Task to carry out:
Narrow the data below down to the lines containing "つちうら情報ステーション".

╔══

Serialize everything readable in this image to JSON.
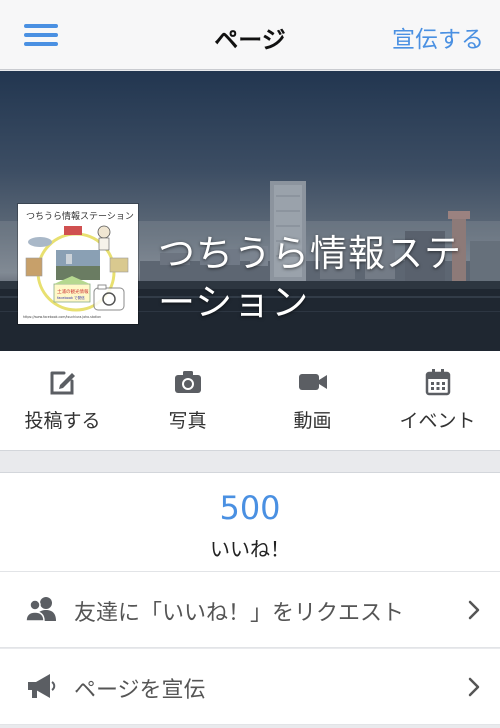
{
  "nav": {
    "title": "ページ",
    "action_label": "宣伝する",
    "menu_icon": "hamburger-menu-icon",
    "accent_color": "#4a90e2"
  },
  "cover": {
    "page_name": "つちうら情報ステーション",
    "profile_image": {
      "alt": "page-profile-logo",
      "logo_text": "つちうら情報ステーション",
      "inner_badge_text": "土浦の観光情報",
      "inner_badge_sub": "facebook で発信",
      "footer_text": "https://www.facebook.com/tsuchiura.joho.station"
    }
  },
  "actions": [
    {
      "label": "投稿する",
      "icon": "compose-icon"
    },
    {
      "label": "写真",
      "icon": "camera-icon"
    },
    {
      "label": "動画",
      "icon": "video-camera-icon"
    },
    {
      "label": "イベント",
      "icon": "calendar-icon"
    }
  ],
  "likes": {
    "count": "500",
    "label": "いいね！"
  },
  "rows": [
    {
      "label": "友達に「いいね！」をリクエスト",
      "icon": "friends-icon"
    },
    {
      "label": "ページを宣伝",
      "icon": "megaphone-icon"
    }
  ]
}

╚══
╔══

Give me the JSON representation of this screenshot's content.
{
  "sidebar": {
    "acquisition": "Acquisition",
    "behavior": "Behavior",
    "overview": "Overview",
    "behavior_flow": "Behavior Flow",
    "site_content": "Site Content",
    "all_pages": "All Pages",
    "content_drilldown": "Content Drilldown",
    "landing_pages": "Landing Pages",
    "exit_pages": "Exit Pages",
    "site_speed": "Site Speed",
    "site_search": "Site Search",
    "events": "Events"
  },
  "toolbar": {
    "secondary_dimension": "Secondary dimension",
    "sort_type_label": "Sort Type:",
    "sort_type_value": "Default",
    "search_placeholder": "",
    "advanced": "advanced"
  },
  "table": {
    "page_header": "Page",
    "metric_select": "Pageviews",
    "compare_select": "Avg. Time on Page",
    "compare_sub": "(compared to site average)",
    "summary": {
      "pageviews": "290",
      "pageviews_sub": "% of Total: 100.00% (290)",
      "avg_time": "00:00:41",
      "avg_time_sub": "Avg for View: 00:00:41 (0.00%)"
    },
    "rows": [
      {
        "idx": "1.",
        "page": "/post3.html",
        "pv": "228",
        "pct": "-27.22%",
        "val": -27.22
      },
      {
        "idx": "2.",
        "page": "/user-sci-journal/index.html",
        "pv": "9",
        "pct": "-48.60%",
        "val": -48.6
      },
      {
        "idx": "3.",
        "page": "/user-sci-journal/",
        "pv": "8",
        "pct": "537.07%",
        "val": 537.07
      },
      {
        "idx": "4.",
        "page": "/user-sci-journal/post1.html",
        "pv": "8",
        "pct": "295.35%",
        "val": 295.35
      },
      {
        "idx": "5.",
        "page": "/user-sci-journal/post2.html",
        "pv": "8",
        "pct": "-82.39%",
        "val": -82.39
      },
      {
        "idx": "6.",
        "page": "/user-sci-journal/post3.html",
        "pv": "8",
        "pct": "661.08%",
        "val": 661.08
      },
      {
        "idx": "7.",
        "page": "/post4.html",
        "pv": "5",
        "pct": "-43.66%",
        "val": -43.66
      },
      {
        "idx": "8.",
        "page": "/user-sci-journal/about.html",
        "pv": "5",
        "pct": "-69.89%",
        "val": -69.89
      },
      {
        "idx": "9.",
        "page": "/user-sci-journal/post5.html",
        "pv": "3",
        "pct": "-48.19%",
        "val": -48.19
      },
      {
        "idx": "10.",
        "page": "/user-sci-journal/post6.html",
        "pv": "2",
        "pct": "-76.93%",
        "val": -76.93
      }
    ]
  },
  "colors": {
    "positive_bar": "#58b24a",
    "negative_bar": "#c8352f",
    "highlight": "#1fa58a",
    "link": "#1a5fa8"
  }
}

╚══

Exercise output:
    "page_name": "つちうら情報ステーション",
      "logo_text": "つちうら情報ステーション",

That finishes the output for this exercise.